== Goal of the exercise ==
Copy all of the entries below verbatim, leaving the pictures out of your answer.

########

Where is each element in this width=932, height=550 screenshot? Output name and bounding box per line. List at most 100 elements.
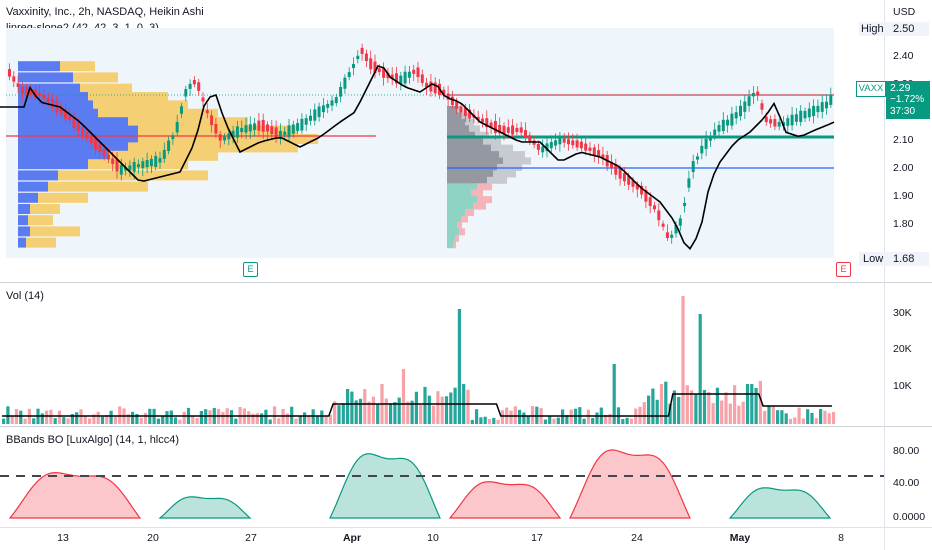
- volume-tick: 10K: [893, 380, 912, 392]
- candle-body: [412, 69, 416, 74]
- bbands-pane-title[interactable]: BBands BO [LuxAlgo] (14, 1, hlcc4): [6, 434, 180, 446]
- price-tick: 2.10: [893, 134, 914, 146]
- profile-bar: [503, 157, 531, 165]
- time-tick: 8: [838, 532, 844, 544]
- candle-body: [266, 124, 269, 132]
- earnings-marker-past[interactable]: E: [243, 262, 258, 277]
- pane-separator-volume[interactable]: [0, 282, 932, 283]
- profile-bar-yellow: [48, 181, 148, 192]
- candle-body: [210, 115, 214, 126]
- candle-body: [360, 47, 364, 54]
- candle-body: [171, 135, 175, 140]
- candle-body: [51, 98, 54, 108]
- profile-bar-yellow: [80, 83, 132, 94]
- high-marker: High 2.50: [859, 22, 929, 36]
- candle-body: [691, 161, 695, 173]
- profile-bar: [447, 157, 503, 165]
- candle-body: [124, 167, 128, 171]
- candle-body: [76, 122, 80, 132]
- volume-bar: [793, 417, 797, 424]
- candle-body: [111, 158, 115, 164]
- volume-bar: [45, 410, 49, 424]
- candle-body: [674, 224, 678, 234]
- volume-bar: [358, 398, 363, 424]
- candle-body: [627, 176, 631, 185]
- volume-tick: 20K: [893, 343, 912, 355]
- chart-title[interactable]: Vaxxinity, Inc., 2h, NASDAQ, Heikin Ashi: [6, 6, 204, 18]
- volume-bar: [625, 417, 629, 424]
- profile-bar: [493, 170, 516, 178]
- candle-body: [554, 140, 558, 146]
- volume-bar: [608, 414, 612, 424]
- low-marker: Low 1.68: [859, 252, 929, 266]
- candle-body: [33, 89, 37, 98]
- volume-bar: [389, 403, 393, 424]
- volume-bar: [487, 419, 492, 424]
- candle-body: [257, 120, 261, 131]
- candle-body: [390, 74, 394, 80]
- candle-body: [794, 114, 798, 122]
- volume-bar: [165, 411, 169, 424]
- volume-bar: [66, 418, 70, 424]
- price-badge[interactable]: 2.29 −1.72% 37:30: [886, 81, 930, 119]
- pane-separator-bbands[interactable]: [0, 426, 932, 427]
- candle-body: [528, 135, 532, 142]
- time-tick: 10: [427, 532, 439, 544]
- candle-body: [515, 127, 519, 133]
- profile-bar: [447, 106, 457, 113]
- volume-bar: [221, 412, 225, 424]
- volume-bar: [548, 416, 552, 424]
- volume-bar: [126, 414, 130, 424]
- volume-bar: [586, 409, 590, 424]
- candle-body: [756, 91, 760, 96]
- volume-bar: [513, 406, 517, 424]
- candle-body: [12, 76, 16, 82]
- volume-bar: [169, 410, 173, 424]
- candle-body: [347, 72, 351, 78]
- volume-bar: [745, 384, 750, 424]
- volume-bar: [556, 417, 560, 424]
- volume-bar: [341, 403, 345, 424]
- volume-bar: [337, 405, 341, 424]
- time-tick: 20: [147, 532, 159, 544]
- ticker-badge[interactable]: VAXX: [856, 81, 886, 97]
- profile-bar: [453, 241, 456, 249]
- candle-body: [489, 122, 493, 128]
- volume-bar: [83, 415, 87, 424]
- volume-bar: [733, 385, 737, 424]
- candle-body: [799, 110, 803, 122]
- profile-bar-blue: [18, 108, 98, 119]
- volume-tick: 30K: [893, 307, 912, 319]
- volume-bar: [320, 410, 324, 424]
- candle-body: [59, 105, 63, 114]
- volume-bar: [664, 381, 668, 424]
- volume-bar: [569, 409, 573, 424]
- candle-body: [717, 125, 721, 132]
- volume-bar: [229, 410, 234, 424]
- volume-bar: [298, 415, 302, 424]
- time-tick: 17: [531, 532, 543, 544]
- volume-bar: [88, 418, 92, 424]
- profile-bar: [499, 151, 525, 159]
- candle-body: [313, 109, 317, 121]
- profile-bar-yellow: [128, 142, 298, 153]
- earnings-marker-upcoming[interactable]: E: [836, 262, 851, 277]
- volume-bar: [621, 419, 625, 424]
- volume-bar: [10, 416, 14, 424]
- candle-body: [20, 86, 24, 94]
- candle-body: [524, 130, 527, 138]
- candle-body: [145, 160, 149, 168]
- volume-bar: [518, 409, 522, 424]
- volume-pane-title[interactable]: Vol (14): [6, 290, 44, 302]
- candle-body: [463, 107, 467, 116]
- volume-bar: [483, 416, 487, 424]
- profile-bar-yellow: [98, 108, 218, 119]
- candle-body: [364, 53, 368, 62]
- candle-body: [16, 83, 20, 87]
- profile-bar: [447, 131, 475, 139]
- candle-body: [820, 102, 824, 112]
- candle-body: [240, 127, 244, 132]
- volume-bar: [414, 391, 418, 424]
- profile-bar-yellow: [30, 226, 80, 237]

########

== Task output ==
Where is each element in this width=932, height=550 screenshot? Output name and bounding box per line. List at most 100 elements.
- volume-tick: 10K: [893, 380, 912, 392]
- candle-body: [412, 69, 416, 74]
- bbands-pane-title[interactable]: BBands BO [LuxAlgo] (14, 1, hlcc4): [6, 434, 180, 446]
- price-tick: 2.10: [893, 134, 914, 146]
- profile-bar: [503, 157, 531, 165]
- time-tick: 8: [838, 532, 844, 544]
- candle-body: [266, 124, 269, 132]
- earnings-marker-past[interactable]: E: [243, 262, 258, 277]
- pane-separator-volume[interactable]: [0, 282, 932, 283]
- profile-bar-yellow: [48, 181, 148, 192]
- candle-body: [210, 115, 214, 126]
- candle-body: [360, 47, 364, 54]
- candle-body: [171, 135, 175, 140]
- candle-body: [51, 98, 54, 108]
- profile-bar-yellow: [80, 83, 132, 94]
- high-marker: High 2.50: [859, 22, 929, 36]
- candle-body: [691, 161, 695, 173]
- profile-bar: [447, 157, 503, 165]
- candle-body: [124, 167, 128, 171]
- candle-body: [76, 122, 80, 132]
- volume-bar: [793, 417, 797, 424]
- candle-body: [111, 158, 115, 164]
- volume-bar: [45, 410, 49, 424]
- candle-body: [674, 224, 678, 234]
- volume-bar: [358, 398, 363, 424]
- candle-body: [627, 176, 631, 185]
- volume-tick: 20K: [893, 343, 912, 355]
- chart-title[interactable]: Vaxxinity, Inc., 2h, NASDAQ, Heikin Ashi: [6, 6, 204, 18]
- volume-bar: [625, 417, 629, 424]
- profile-bar: [493, 170, 516, 178]
- candle-body: [554, 140, 558, 146]
- volume-bar: [608, 414, 612, 424]
- low-marker: Low 1.68: [859, 252, 929, 266]
- candle-body: [33, 89, 37, 98]
- volume-bar: [389, 403, 393, 424]
- volume-bar: [487, 419, 492, 424]
- candle-body: [257, 120, 261, 131]
- candle-body: [390, 74, 394, 80]
- candle-body: [794, 114, 798, 122]
- volume-bar: [165, 411, 169, 424]
- volume-bar: [66, 418, 70, 424]
- price-badge[interactable]: 2.29 −1.72% 37:30: [886, 81, 930, 119]
- pane-separator-bbands[interactable]: [0, 426, 932, 427]
- candle-body: [528, 135, 532, 142]
- time-tick: 10: [427, 532, 439, 544]
- candle-body: [515, 127, 519, 133]
- profile-bar: [447, 106, 457, 113]
- volume-bar: [221, 412, 225, 424]
- volume-bar: [548, 416, 552, 424]
- volume-bar: [126, 414, 130, 424]
- volume-bar: [586, 409, 590, 424]
- candle-body: [756, 91, 760, 96]
- volume-bar: [513, 406, 517, 424]
- candle-body: [12, 76, 16, 82]
- volume-bar: [169, 410, 173, 424]
- candle-body: [347, 72, 351, 78]
- volume-bar: [745, 384, 750, 424]
- volume-bar: [556, 417, 560, 424]
- volume-bar: [341, 403, 345, 424]
- volume-bar: [337, 405, 341, 424]
- time-tick: 20: [147, 532, 159, 544]
- ticker-badge[interactable]: VAXX: [856, 81, 886, 97]
- profile-bar: [453, 241, 456, 249]
- candle-body: [489, 122, 493, 128]
- volume-bar: [83, 415, 87, 424]
- volume-bar: [733, 385, 737, 424]
- candle-body: [799, 110, 803, 122]
- profile-bar-blue: [18, 108, 98, 119]
- volume-tick: 30K: [893, 307, 912, 319]
- volume-bar: [320, 410, 324, 424]
- candle-body: [59, 105, 63, 114]
- volume-bar: [664, 381, 668, 424]
- volume-bar: [569, 409, 573, 424]
- candle-body: [717, 125, 721, 132]
- volume-bar: [229, 410, 234, 424]
- volume-bar: [298, 415, 302, 424]
- time-tick: 17: [531, 532, 543, 544]
- volume-bar: [88, 418, 92, 424]
- profile-bar: [499, 151, 525, 159]
- candle-body: [313, 109, 317, 121]
- profile-bar-yellow: [128, 142, 298, 153]
- earnings-marker-upcoming[interactable]: E: [836, 262, 851, 277]
- volume-bar: [621, 419, 625, 424]
- volume-bar: [10, 416, 14, 424]
- candle-body: [20, 86, 24, 94]
- candle-body: [524, 130, 527, 138]
- candle-body: [145, 160, 149, 168]
- volume-bar: [518, 409, 522, 424]
- volume-pane-title[interactable]: Vol (14): [6, 290, 44, 302]
- candle-body: [463, 107, 467, 116]
- volume-bar: [483, 416, 487, 424]
- profile-bar-yellow: [98, 108, 218, 119]
- candle-body: [364, 53, 368, 62]
- candle-body: [16, 83, 20, 87]
- profile-bar: [447, 131, 475, 139]
- candle-body: [820, 102, 824, 112]
- candle-body: [240, 127, 244, 132]
- volume-bar: [414, 391, 418, 424]
- profile-bar-yellow: [30, 226, 80, 237]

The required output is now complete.